(Figure content listings)
★ ★ ★ ★ ★ ★ ★

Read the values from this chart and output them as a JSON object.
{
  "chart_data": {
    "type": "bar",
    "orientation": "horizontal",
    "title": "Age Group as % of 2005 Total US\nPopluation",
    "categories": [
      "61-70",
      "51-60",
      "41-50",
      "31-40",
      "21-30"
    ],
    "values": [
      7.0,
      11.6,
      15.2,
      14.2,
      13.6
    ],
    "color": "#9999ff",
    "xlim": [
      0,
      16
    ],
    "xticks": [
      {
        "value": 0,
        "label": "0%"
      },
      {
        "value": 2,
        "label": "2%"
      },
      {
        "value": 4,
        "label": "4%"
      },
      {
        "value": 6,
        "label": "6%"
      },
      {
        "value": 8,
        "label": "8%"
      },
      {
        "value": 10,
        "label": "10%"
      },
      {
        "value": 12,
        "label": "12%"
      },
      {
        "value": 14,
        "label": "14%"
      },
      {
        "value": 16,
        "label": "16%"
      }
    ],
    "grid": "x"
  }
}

★ ★ ★ ★ ★ ★ ★

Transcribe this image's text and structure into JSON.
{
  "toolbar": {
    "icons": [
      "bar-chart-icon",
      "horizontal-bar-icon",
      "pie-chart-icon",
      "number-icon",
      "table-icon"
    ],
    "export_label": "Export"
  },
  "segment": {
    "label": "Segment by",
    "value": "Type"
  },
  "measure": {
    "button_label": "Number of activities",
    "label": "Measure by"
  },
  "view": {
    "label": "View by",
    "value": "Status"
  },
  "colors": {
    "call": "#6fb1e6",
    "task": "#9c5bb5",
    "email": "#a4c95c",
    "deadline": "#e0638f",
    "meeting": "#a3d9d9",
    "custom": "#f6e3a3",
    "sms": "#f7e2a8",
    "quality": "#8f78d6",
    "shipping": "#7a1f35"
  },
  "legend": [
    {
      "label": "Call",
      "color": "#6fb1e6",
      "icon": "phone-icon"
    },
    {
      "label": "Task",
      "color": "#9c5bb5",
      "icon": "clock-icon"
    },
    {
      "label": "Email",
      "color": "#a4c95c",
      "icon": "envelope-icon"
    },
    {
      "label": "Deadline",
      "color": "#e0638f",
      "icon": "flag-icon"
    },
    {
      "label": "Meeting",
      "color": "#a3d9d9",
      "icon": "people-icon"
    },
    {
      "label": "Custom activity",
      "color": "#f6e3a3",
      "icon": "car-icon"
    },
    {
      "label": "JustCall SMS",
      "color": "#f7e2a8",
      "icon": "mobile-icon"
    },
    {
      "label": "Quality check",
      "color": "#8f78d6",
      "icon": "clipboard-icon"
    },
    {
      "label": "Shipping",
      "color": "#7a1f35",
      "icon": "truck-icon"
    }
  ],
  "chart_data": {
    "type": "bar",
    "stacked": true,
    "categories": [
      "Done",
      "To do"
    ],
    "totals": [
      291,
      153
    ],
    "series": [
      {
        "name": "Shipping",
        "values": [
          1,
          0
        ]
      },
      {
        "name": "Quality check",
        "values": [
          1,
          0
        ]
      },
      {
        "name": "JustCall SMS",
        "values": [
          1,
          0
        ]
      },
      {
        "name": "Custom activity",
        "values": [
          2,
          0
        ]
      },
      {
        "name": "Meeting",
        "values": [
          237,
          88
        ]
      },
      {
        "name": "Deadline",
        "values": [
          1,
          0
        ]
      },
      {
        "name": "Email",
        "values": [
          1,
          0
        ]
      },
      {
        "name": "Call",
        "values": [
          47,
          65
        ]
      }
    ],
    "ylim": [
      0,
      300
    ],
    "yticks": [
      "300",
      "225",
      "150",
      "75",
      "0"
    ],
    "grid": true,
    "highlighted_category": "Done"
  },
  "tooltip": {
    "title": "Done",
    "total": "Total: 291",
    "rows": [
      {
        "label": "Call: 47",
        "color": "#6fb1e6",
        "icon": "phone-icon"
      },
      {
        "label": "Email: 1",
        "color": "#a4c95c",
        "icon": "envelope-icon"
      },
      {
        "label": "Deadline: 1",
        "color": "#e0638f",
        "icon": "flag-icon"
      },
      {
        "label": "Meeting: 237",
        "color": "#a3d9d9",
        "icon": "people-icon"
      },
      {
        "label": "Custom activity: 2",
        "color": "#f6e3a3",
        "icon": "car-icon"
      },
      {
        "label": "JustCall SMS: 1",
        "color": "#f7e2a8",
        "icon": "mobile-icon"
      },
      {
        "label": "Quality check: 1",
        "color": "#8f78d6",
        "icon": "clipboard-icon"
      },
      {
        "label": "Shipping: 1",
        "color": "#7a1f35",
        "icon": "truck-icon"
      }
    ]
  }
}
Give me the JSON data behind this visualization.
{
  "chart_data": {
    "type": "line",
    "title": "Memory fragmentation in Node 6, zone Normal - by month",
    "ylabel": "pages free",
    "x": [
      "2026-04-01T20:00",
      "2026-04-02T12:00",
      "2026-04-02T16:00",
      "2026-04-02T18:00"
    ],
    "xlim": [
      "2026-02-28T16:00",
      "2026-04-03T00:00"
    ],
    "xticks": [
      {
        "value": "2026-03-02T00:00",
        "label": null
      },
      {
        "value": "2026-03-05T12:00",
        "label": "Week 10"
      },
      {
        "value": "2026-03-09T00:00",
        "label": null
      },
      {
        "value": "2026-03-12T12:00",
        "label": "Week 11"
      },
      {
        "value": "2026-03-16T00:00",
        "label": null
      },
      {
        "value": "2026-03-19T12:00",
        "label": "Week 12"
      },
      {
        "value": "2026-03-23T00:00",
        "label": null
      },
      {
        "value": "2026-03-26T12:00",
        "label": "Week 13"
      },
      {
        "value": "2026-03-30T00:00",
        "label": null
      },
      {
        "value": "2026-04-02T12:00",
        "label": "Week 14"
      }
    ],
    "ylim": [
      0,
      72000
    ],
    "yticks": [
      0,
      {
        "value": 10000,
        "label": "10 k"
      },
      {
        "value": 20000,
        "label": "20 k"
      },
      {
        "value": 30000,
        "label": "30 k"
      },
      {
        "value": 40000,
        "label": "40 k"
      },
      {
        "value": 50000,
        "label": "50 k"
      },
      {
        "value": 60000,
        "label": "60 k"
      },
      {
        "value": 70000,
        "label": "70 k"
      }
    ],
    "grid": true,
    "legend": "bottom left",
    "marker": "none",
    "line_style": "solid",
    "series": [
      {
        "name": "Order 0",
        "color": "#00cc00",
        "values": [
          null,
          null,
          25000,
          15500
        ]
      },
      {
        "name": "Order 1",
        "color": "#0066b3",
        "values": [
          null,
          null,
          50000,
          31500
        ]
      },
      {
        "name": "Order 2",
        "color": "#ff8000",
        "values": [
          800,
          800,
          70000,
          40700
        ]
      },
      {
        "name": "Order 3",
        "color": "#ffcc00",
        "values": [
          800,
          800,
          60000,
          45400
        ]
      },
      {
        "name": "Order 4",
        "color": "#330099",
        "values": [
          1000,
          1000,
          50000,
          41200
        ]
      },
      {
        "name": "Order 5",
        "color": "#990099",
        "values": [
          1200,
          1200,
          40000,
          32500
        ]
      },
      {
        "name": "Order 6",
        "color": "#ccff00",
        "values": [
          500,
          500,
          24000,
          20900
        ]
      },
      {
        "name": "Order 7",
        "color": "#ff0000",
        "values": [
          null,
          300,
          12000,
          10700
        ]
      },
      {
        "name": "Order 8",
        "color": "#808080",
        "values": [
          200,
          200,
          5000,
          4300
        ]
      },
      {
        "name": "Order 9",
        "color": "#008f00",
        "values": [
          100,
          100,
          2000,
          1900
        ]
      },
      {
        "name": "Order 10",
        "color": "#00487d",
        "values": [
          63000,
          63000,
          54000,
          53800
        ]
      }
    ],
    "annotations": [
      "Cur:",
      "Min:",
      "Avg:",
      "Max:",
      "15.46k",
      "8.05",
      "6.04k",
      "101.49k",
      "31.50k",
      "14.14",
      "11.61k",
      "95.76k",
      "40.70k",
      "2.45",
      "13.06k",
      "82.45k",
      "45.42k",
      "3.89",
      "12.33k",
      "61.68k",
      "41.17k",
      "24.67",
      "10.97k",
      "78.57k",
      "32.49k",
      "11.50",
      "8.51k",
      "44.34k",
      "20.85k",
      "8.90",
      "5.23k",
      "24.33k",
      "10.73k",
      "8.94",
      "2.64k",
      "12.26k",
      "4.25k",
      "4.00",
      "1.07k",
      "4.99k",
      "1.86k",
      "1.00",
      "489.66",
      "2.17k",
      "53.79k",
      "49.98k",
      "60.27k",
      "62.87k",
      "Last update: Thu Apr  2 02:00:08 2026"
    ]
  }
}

★ ★ ★ ★ ★ ★ ★

Copy all lines from the material that hold "horizontal".

### Solution for this exercise
    "orientation": "horizontal",
      "horizontal-bar-icon",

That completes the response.